> _PROBLEM STATEMENT_
Please output the lines shown below exactly as they appear.

> _Collected data_
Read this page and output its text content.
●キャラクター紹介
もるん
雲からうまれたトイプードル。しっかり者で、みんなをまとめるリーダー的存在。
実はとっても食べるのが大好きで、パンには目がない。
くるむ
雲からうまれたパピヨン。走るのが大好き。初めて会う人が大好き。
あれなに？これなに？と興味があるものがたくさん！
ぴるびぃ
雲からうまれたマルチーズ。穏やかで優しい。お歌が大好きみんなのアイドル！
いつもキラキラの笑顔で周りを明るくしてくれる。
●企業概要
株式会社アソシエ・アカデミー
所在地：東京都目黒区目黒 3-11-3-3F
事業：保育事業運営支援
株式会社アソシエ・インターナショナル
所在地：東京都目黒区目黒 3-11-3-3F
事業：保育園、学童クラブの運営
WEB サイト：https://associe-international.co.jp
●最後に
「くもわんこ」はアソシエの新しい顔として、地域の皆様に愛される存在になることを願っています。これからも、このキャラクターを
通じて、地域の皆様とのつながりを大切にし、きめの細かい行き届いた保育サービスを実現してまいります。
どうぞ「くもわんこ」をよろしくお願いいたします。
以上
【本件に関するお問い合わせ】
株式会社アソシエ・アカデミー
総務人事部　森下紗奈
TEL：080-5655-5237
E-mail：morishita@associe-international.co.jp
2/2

> _ANSWER TO THE PROBLEM_
Read this page and output its text content.
●キャラクター紹介
もるん
雲からうまれたトイプードル。しっかり者で、みんなをまとめるリーダー的存在。
実はとっても食べるのが大好きで、パンには目がない。
くるむ
雲からうまれたパピヨン。走るのが大好き。初めて会う人が大好き。
あれなに？これなに？と興味があるものがたくさん！
ぴるびぃ
雲からうまれたマルチーズ。穏やかで優しい。お歌が大好きみんなのアイドル！
いつもキラキラの笑顔で周りを明るくしてくれる。
●企業概要
株式会社アソシエ・アカデミー
所在地：東京都目黒区目黒 3-11-3-3F
事業：保育事業運営支援
株式会社アソシエ・インターナショナル
所在地：東京都目黒区目黒 3-11-3-3F
事業：保育園、学童クラブの運営
WEB サイト：https://associe-international.co.jp
●最後に
「くもわんこ」はアソシエの新しい顔として、地域の皆様に愛される存在になることを願っています。これからも、このキャラクターを
通じて、地域の皆様とのつながりを大切にし、きめの細かい行き届いた保育サービスを実現してまいります。
どうぞ「くもわんこ」をよろしくお願いいたします。
以上
【本件に関するお問い合わせ】
株式会社アソシエ・アカデミー
総務人事部　森下紗奈
TEL：080-5655-5237
E-mail：morishita@associe-international.co.jp
2/2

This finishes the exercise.